All entries must be extracted exactly, with nothing added or dropped.

◆ **A run of records**
====

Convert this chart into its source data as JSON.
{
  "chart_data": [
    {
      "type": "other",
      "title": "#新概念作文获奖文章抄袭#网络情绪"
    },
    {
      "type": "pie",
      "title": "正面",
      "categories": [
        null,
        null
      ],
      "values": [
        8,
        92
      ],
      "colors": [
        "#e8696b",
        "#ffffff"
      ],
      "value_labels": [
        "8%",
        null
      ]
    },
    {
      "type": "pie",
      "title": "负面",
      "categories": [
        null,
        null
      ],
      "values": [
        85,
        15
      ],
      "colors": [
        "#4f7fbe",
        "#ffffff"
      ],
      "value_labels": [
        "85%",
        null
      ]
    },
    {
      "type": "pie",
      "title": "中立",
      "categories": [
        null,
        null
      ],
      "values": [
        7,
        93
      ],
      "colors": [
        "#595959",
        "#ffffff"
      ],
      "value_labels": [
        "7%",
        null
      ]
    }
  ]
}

====

◆ **Output of the exercise**
Convert this chart into its source data as JSON.
{
  "chart_data": [
    {
      "type": "other",
      "title": "#新概念作文获奖文章抄袭#网络情绪"
    },
    {
      "type": "pie",
      "title": "正面",
      "categories": [
        null,
        null
      ],
      "values": [
        8,
        92
      ],
      "colors": [
        "#e8696b",
        "#ffffff"
      ],
      "value_labels": [
        "8%",
        null
      ]
    },
    {
      "type": "pie",
      "title": "负面",
      "categories": [
        null,
        null
      ],
      "values": [
        85,
        15
      ],
      "colors": [
        "#4f7fbe",
        "#ffffff"
      ],
      "value_labels": [
        "85%",
        null
      ]
    },
    {
      "type": "pie",
      "title": "中立",
      "categories": [
        null,
        null
      ],
      "values": [
        7,
        93
      ],
      "colors": [
        "#595959",
        "#ffffff"
      ],
      "value_labels": [
        "7%",
        null
      ]
    }
  ]
}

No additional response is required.